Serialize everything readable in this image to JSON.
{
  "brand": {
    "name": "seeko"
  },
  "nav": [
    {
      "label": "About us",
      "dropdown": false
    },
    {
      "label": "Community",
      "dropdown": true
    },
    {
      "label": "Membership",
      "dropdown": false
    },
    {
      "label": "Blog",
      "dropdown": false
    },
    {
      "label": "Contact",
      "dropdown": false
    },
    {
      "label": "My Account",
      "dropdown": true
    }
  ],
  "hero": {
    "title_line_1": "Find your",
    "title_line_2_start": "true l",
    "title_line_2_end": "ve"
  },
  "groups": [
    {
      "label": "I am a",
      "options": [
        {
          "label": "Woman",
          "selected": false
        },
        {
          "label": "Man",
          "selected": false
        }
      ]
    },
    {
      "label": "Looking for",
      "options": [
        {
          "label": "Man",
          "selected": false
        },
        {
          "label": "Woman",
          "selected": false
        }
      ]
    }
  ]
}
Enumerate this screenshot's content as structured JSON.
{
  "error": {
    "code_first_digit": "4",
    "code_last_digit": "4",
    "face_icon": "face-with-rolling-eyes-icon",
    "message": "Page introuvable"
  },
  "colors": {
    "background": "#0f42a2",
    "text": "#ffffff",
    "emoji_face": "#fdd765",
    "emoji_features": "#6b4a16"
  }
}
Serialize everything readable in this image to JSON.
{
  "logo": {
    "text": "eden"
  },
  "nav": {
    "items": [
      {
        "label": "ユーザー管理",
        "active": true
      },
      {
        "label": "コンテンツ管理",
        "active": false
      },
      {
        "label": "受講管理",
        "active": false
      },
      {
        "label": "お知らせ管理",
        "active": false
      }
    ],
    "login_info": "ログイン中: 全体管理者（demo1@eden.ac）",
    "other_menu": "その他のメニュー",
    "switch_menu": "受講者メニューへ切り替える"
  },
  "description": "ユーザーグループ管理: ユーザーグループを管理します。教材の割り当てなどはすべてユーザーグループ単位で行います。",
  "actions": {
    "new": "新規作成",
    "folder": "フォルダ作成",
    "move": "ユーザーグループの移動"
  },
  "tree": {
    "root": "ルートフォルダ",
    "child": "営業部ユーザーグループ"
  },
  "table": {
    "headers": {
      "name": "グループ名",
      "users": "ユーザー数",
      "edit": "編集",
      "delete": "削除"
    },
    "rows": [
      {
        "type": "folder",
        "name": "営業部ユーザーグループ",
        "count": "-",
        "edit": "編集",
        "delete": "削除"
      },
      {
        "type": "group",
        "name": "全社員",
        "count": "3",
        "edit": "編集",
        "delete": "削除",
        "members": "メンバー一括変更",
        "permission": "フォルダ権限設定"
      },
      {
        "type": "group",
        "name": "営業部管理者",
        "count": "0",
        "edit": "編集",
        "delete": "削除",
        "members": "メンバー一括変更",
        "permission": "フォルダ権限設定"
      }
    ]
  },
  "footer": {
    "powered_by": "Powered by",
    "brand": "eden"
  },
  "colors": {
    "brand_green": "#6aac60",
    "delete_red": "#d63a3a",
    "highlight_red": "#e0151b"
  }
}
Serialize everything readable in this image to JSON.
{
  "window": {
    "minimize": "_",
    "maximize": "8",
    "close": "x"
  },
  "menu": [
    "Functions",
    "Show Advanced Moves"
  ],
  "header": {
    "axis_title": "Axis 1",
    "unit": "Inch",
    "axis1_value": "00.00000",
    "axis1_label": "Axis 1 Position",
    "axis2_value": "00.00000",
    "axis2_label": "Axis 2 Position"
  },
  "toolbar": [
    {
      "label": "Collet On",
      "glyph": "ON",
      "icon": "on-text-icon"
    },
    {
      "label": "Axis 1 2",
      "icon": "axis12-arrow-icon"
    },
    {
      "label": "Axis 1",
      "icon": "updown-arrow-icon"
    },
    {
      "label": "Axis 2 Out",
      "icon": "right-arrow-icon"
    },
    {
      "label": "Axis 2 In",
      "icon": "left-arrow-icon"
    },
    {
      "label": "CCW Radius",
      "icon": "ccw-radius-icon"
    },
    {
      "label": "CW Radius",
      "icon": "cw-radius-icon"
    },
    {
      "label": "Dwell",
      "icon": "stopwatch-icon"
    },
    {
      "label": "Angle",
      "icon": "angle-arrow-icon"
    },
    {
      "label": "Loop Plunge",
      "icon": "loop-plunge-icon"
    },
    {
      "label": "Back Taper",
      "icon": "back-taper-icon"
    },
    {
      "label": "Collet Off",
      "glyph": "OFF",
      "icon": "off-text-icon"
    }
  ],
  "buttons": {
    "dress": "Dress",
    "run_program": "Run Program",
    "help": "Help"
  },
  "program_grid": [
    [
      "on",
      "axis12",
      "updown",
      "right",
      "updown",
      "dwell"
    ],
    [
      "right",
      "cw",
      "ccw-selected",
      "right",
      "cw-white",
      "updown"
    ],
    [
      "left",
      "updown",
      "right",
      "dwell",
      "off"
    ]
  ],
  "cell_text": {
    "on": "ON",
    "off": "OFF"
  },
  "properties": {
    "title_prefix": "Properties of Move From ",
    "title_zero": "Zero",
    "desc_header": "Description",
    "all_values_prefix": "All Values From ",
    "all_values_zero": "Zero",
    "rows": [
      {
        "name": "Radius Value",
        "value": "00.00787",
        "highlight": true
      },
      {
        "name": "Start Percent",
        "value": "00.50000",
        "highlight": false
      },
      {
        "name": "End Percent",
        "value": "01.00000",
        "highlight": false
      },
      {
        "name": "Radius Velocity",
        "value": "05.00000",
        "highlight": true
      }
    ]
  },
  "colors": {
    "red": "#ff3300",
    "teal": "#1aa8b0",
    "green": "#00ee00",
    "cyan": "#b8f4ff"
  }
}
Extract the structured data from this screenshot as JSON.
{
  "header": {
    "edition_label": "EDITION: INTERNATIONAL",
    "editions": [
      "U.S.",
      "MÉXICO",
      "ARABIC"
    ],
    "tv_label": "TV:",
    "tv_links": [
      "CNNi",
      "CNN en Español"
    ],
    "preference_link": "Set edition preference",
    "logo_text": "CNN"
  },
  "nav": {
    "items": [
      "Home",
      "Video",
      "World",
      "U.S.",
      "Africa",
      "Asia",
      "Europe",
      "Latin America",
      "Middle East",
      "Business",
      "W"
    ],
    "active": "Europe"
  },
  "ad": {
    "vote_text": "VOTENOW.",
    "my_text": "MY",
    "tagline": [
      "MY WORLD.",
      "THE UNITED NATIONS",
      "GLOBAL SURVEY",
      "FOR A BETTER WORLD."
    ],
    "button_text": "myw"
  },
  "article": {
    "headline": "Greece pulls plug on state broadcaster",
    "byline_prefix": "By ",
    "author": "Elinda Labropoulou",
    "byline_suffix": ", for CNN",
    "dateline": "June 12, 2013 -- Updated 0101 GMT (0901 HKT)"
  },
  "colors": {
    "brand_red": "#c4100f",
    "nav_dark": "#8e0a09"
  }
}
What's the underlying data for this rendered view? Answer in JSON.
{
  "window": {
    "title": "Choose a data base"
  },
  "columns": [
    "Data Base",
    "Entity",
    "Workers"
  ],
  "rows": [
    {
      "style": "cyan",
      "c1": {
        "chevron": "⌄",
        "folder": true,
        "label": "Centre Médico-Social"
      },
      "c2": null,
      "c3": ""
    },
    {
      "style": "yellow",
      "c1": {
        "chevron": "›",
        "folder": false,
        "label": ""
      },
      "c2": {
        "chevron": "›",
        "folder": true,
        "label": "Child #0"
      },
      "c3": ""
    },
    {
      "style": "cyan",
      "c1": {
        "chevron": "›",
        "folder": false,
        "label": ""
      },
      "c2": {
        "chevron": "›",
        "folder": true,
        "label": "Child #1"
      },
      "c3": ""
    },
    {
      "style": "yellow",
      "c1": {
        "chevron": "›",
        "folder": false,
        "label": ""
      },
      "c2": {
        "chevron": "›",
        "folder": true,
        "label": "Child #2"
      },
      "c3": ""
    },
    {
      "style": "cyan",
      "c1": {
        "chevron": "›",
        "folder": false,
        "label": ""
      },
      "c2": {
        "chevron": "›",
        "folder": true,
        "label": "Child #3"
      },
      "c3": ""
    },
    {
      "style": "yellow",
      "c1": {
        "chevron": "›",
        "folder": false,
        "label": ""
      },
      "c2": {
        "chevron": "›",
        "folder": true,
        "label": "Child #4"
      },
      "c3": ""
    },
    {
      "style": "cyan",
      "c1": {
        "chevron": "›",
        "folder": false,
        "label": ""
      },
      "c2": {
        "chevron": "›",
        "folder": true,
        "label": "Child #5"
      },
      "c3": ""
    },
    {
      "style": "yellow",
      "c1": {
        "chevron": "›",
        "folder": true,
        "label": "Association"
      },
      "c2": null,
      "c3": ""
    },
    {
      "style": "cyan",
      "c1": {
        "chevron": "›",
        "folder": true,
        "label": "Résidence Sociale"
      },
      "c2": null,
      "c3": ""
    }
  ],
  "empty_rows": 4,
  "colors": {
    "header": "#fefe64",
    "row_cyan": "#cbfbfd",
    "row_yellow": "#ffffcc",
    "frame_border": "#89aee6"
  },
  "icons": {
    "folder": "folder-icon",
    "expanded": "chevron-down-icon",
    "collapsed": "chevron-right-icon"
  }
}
——————————
• [Aim of the exercise] Reproduce each line of the material containing the word "name".

• [Exercise answer]
    "name": "seeko"
      "name": "グループ名",
        "name": "営業部ユーザーグループ",
        "name": "全社員",
        "name": "営業部管理者",
        "name": "Radius Value",
        "name": "Start Percent",
        "name": "End Percent",
        "name": "Radius Velocity",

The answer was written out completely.